*** Record extracts

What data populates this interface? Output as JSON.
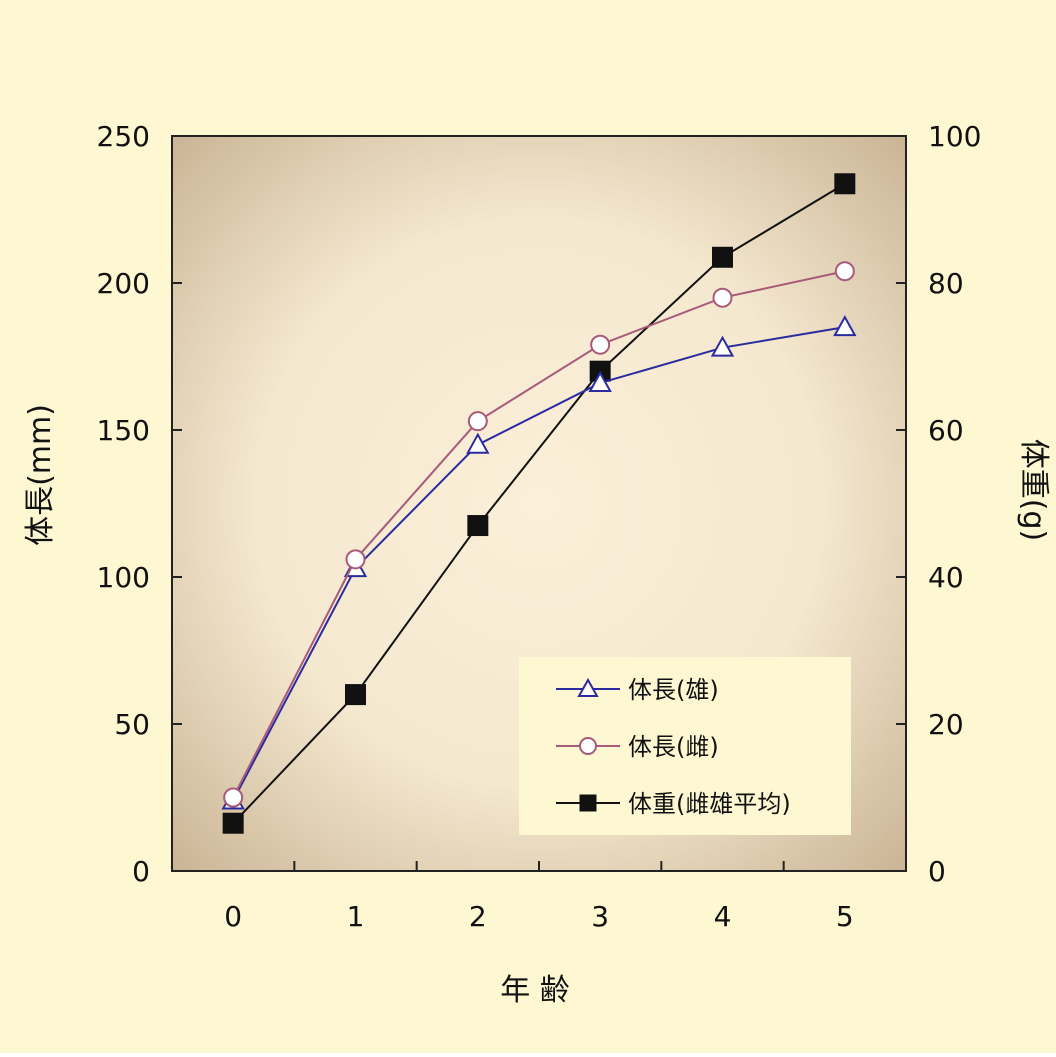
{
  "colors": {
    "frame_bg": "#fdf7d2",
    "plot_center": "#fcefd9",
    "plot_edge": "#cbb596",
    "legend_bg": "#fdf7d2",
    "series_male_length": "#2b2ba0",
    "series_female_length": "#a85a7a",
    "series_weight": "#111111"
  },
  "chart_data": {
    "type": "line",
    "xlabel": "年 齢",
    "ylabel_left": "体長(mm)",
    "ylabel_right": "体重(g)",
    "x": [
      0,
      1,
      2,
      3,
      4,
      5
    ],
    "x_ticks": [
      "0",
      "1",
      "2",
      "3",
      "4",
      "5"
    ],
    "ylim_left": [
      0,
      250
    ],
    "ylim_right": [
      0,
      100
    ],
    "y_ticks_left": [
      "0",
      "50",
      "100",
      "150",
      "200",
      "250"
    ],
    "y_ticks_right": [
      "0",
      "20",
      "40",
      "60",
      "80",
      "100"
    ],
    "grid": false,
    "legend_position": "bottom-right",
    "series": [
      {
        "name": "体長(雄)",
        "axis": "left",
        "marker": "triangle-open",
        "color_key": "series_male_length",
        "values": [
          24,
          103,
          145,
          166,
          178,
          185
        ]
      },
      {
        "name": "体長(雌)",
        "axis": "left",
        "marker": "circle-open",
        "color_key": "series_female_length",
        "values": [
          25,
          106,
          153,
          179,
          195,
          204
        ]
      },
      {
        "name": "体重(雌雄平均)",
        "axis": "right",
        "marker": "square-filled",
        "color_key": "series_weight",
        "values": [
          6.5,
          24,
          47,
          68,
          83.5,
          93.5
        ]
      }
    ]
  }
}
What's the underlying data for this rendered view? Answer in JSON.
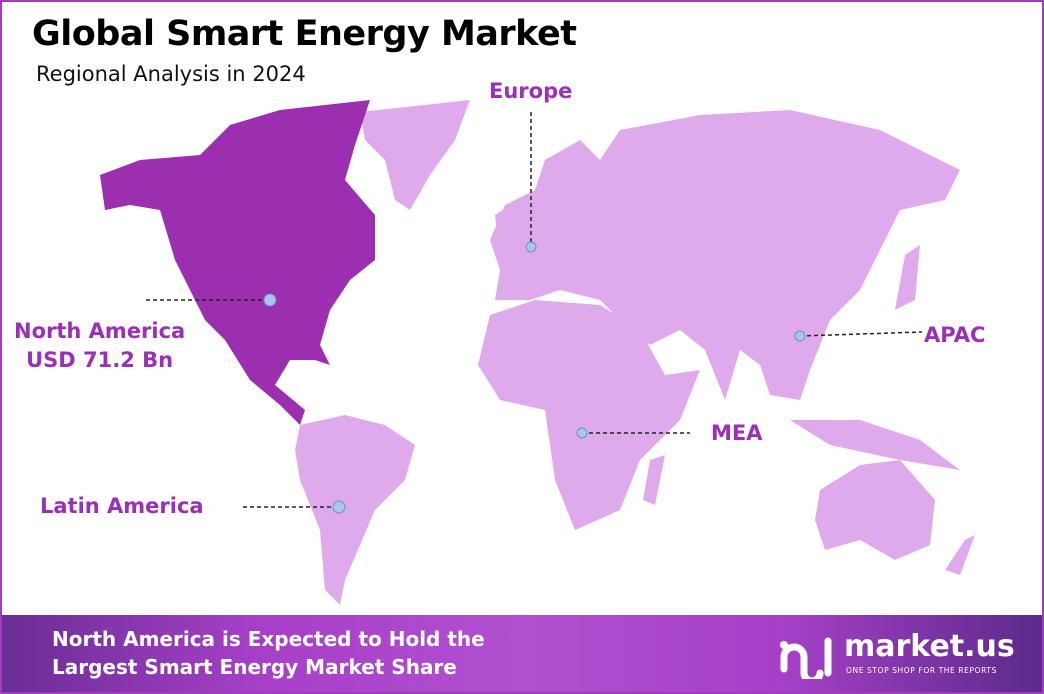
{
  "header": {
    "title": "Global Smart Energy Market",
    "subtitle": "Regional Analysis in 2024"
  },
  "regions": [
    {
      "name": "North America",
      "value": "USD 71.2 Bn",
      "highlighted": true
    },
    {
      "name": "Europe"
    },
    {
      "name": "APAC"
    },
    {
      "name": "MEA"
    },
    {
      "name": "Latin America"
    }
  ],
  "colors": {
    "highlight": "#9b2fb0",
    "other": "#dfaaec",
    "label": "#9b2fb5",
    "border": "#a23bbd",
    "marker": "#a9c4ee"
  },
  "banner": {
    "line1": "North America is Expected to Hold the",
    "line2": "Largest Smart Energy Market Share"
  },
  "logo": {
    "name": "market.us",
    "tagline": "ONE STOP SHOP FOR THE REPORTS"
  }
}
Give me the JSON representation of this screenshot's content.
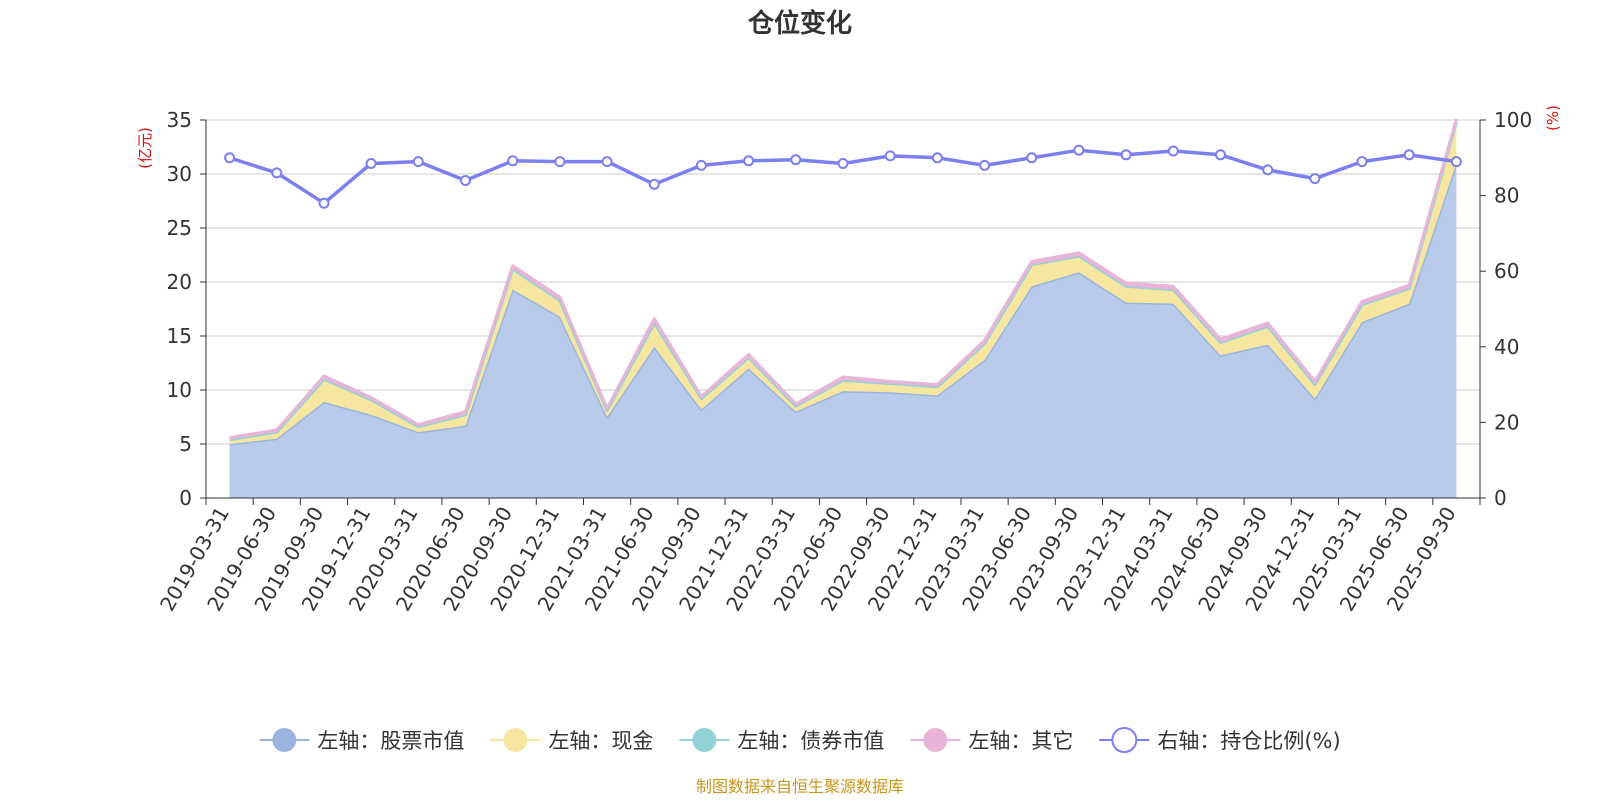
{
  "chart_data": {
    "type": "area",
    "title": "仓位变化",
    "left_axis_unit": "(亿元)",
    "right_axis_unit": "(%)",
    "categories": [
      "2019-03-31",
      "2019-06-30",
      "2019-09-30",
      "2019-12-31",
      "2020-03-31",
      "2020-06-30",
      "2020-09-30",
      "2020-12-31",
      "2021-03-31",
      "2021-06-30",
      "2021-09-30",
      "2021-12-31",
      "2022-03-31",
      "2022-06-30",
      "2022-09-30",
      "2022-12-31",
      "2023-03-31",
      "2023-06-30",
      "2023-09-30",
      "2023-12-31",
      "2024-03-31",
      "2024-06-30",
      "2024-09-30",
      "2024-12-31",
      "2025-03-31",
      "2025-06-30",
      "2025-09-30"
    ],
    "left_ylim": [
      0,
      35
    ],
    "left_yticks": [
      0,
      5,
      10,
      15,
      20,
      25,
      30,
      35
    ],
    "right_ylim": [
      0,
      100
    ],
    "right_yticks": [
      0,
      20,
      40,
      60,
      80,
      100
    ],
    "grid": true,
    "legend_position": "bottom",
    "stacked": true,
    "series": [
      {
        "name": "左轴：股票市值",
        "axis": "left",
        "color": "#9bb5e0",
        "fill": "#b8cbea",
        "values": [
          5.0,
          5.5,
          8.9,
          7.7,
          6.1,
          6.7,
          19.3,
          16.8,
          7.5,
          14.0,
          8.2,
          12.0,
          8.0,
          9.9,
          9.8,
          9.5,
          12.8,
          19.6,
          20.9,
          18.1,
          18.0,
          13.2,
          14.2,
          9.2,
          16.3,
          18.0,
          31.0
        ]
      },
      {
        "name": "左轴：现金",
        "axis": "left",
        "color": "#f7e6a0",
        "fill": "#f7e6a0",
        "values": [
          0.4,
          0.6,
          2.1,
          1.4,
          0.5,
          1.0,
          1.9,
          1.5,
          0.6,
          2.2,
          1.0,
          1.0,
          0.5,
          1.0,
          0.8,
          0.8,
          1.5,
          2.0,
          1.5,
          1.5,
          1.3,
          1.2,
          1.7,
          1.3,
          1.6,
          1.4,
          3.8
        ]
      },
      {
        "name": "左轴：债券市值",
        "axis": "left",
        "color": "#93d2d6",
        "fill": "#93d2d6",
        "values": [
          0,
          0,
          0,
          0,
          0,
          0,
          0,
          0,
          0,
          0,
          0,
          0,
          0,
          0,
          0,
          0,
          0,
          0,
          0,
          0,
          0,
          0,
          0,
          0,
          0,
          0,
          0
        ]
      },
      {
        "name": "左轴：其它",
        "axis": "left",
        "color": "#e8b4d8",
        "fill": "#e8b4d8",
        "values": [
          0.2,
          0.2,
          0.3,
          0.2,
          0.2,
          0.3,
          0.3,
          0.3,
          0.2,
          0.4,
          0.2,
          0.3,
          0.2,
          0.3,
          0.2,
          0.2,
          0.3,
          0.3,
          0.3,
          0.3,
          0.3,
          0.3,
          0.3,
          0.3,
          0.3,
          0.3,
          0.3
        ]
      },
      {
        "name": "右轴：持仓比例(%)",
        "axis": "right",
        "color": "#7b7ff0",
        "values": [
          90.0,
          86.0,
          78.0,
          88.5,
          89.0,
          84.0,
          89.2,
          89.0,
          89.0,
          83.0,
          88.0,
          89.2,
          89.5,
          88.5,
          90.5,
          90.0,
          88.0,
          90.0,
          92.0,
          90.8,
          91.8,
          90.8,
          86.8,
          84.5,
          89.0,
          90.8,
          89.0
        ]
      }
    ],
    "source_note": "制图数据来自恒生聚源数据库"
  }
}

******

[Directions]
For each line of the entries that includes "true", show that line.

[Task output]
      "highlighted": true
    "grid": true,
    "stacked": true,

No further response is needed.